Gather the lines from the material that contain "icon".

- - -

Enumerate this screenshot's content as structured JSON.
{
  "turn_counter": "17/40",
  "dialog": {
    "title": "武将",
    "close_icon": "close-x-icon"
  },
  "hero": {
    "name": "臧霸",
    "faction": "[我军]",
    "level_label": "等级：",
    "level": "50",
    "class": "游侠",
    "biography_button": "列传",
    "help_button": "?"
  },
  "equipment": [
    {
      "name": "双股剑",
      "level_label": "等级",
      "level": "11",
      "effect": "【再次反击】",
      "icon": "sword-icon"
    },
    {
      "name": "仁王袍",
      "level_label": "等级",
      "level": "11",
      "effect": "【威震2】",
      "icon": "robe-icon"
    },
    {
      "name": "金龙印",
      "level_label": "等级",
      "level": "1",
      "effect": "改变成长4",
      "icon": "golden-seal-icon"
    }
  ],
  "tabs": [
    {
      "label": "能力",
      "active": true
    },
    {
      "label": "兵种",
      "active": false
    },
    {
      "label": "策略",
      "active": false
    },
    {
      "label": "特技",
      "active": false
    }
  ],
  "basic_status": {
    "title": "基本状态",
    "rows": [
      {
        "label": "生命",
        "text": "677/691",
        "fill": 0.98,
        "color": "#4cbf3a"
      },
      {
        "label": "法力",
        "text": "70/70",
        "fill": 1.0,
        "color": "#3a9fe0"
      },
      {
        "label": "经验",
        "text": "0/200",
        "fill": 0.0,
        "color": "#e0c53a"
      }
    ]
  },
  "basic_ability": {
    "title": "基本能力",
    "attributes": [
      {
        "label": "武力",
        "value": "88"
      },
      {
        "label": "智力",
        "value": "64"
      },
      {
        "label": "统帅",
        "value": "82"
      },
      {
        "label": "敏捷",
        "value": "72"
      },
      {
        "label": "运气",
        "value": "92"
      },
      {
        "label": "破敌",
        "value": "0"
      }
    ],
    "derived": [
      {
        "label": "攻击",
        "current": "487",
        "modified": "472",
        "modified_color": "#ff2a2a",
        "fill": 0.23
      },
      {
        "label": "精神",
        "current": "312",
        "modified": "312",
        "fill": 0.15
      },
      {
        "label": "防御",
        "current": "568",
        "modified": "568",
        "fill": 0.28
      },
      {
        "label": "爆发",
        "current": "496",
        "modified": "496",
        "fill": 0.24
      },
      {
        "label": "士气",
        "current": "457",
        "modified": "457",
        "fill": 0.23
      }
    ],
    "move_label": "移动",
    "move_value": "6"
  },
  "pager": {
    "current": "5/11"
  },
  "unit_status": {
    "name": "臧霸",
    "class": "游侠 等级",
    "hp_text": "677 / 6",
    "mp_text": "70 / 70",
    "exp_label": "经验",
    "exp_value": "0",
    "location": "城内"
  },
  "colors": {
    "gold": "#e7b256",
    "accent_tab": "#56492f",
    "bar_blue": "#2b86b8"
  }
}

- - -

• Expected answer:
    "close_icon": "close-x-icon"
      "icon": "sword-icon"
      "icon": "robe-icon"
      "icon": "golden-seal-icon"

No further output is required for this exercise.